*Request a*
Repeat the entries from the line containing "argentina-shape (546, 530, 588, 612)" through the line containing "infected-world-map (550, 72, 803, 180)", including both of those lines.

* start Article *

Like Augustine’s, Aelred’s life involved considerable “administration” (as we would say), but unlike Augustine’s, his health was weakened and his life not as extended (about fifty-seven years to Augustine’s seventy-six). His written work is but a fraction of that of the African bishop, and even what he did write was sometimes less than enthusiastically received. Despite all these obstacles, he manages in his work Spiritual Friendship to show the way to solve the problem of friendship, not only theologically but also practically.

Spiritual Friendship is a short work in three books, one book for each dialogue. His interlocutor in the first book seems to have died before the conversation of book II takes place; one assumes the intervention of a number of years (either there was a delay in composition or Aelred sets it up thus as a literary device). Books II and III have two new interlocutors and take place on successive days. In each book, there is a sense that the conversation occurs in scarce time stolen away from work, conversation welcome in its own right, precious and yet limited. When the hour (if it was an hour) was up, the dialogue had to be ended.

Mark Williams, a Protestant scholar at Calvin University who has given us a fresh translation of Spiritual Friendship, reminds us, as we have seen in Aristotle and Cicero, that “in both antiquity and the middle ages, it was difficult to begin a friendship”: people of those times had a high view of friendship, and they expected much of their friends.10 In this, they were quite different from us moderns, who speak casually of taking up friends and did so even before the “face book” was a gleam in Mark Zuckerberg’s eyes. When I went to seminary (which was after the invention of the light bulb but before “Facebook”), the deli owner just down the street was friendly with all of us seminarians and our families. He greeted each of us cordially as “friend”—but not by name. It seems harsh to say the truth that, friendly as he was, we were not in fact friends. We moderns don’t want to make sharp judgments of that sort; we fear appearing to be unfriendly. By contrast, the ancients and the people of Aelred’s time would have had no problem denying that a casual acquaintance was a friend.

This difficulty of forming friendships is an early topic of the first book, a dialogue between Aelred and his “dearest friend,” Ivo. In his first sentence, Aelred intimates that any existing friendship is a gift in Christ: “Here we are, you and I, and I hope that Christ makes a third with us.” Aelred, having sensed that Ivo is burdened, invites him to “reveal your heart and speak your mind” in this special, private time of “opportunity and leisure” (I.1).11 He also points out that their friendship is based on the good, that Ivo doesn’t get involved with empty talk but is “always engaged in some beneficial pursuit” for his “spiritual development,” and that their friendship has mutuality in which they each “learn and teach, give and receive” (I.4)—this despite their difference in age and status (as Ivo tries briefly to object). So far, so classical.

But what difference does Christ make to friendship? Ivo, whose friendship with Aelred has been quickly established as classical, seeks to understand friendship as a Christian. What is Christian friendship—which is what Aelred means by “spiritual friendship”? Where does it come from? What is it for? Is it for everyone? And can it continue through a life unbroken?

* end Article *

*Request b*
In the passage on Aelred's Spiritual Friendship, who is Aelred's partner in the dialogue of the first book?

* start Source data *

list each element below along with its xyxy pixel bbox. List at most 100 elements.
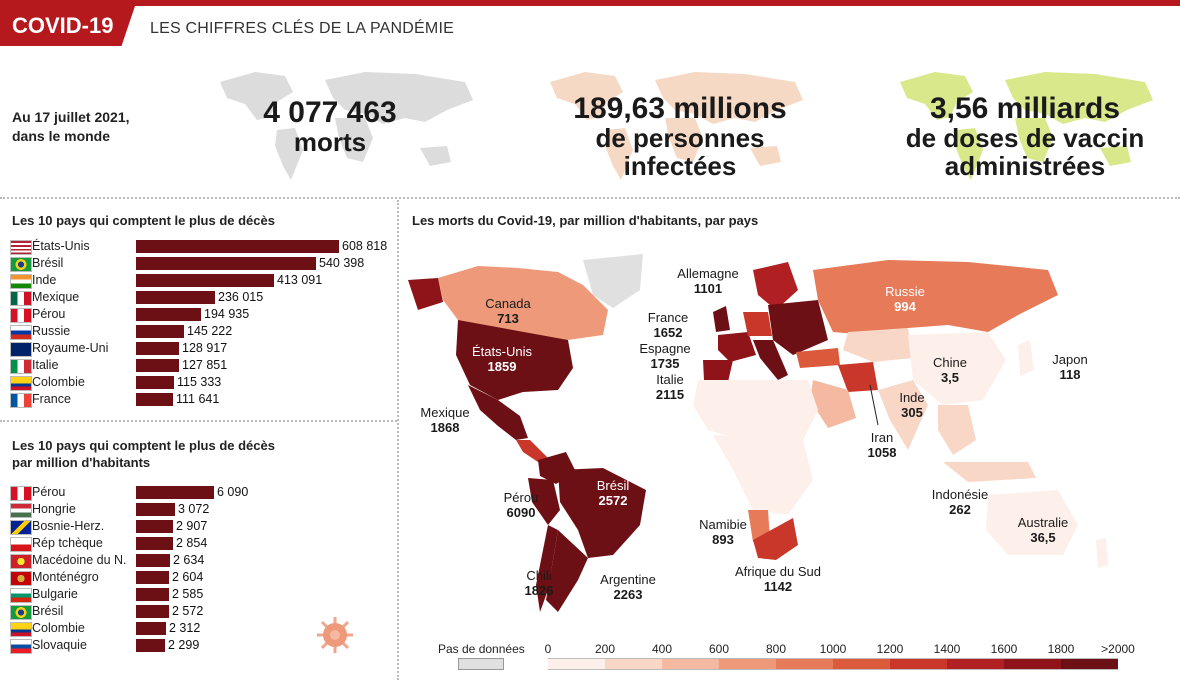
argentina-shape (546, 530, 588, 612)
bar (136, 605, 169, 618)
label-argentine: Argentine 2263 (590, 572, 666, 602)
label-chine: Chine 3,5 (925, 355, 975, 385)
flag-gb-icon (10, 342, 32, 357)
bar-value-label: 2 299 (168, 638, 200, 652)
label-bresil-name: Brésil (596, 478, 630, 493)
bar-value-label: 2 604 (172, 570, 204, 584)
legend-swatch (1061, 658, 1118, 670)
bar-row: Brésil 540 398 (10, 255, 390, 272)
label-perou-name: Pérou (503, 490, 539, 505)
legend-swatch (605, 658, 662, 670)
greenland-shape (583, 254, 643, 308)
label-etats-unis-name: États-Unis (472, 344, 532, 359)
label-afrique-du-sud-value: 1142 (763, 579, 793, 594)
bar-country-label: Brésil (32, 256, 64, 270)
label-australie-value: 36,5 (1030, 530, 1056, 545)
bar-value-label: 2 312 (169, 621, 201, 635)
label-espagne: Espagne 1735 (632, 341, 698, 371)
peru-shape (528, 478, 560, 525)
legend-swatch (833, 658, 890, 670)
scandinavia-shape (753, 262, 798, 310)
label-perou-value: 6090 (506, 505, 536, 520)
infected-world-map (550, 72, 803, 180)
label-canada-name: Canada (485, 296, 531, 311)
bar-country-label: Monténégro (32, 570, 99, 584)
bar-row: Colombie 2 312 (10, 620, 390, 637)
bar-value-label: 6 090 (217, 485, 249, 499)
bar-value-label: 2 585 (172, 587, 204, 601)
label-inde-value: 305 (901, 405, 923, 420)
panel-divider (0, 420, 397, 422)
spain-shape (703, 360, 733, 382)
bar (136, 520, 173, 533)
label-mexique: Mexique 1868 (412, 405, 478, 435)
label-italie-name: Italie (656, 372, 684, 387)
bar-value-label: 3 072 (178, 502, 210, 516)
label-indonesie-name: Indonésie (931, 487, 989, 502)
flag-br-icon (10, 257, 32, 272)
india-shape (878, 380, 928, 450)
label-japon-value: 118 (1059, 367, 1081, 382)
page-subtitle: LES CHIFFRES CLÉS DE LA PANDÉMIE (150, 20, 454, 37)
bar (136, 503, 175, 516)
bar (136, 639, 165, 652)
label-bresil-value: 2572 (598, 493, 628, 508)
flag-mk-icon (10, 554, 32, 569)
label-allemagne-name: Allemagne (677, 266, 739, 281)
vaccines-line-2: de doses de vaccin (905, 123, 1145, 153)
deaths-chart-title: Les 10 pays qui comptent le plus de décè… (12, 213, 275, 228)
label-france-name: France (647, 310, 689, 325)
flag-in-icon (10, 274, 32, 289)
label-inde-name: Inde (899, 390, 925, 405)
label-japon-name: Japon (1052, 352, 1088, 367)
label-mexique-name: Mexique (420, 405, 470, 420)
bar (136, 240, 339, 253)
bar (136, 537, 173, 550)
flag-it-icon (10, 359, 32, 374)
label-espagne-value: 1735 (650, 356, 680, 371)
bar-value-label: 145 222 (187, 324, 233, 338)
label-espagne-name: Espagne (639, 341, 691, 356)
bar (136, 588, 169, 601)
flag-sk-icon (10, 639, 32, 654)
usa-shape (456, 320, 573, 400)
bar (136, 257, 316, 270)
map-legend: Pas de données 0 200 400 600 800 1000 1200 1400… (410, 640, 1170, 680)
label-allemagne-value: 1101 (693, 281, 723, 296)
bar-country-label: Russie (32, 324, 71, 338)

* end Source data *

*Exercise result a*
argentina-shape (546, 530, 588, 612)
bar (136, 605, 169, 618)
label-argentine: Argentine 2263 (590, 572, 666, 602)
label-chine: Chine 3,5 (925, 355, 975, 385)
flag-gb-icon (10, 342, 32, 357)
bar-value-label: 2 299 (168, 638, 200, 652)
label-bresil-name: Brésil (596, 478, 630, 493)
bar-value-label: 2 604 (172, 570, 204, 584)
legend-swatch (1061, 658, 1118, 670)
bar-row: Brésil 540 398 (10, 255, 390, 272)
label-perou-name: Pérou (503, 490, 539, 505)
legend-swatch (605, 658, 662, 670)
greenland-shape (583, 254, 643, 308)
label-etats-unis-name: États-Unis (472, 344, 532, 359)
label-afrique-du-sud-value: 1142 (763, 579, 793, 594)
bar-country-label: Brésil (32, 256, 64, 270)
label-australie-value: 36,5 (1030, 530, 1056, 545)
bar-value-label: 2 312 (169, 621, 201, 635)
label-espagne: Espagne 1735 (632, 341, 698, 371)
peru-shape (528, 478, 560, 525)
legend-swatch (833, 658, 890, 670)
scandinavia-shape (753, 262, 798, 310)
label-perou-value: 6090 (506, 505, 536, 520)
infected-world-map (550, 72, 803, 180)

*Exercise result b*
Ivo, whom Aelred calls his "dearest friend."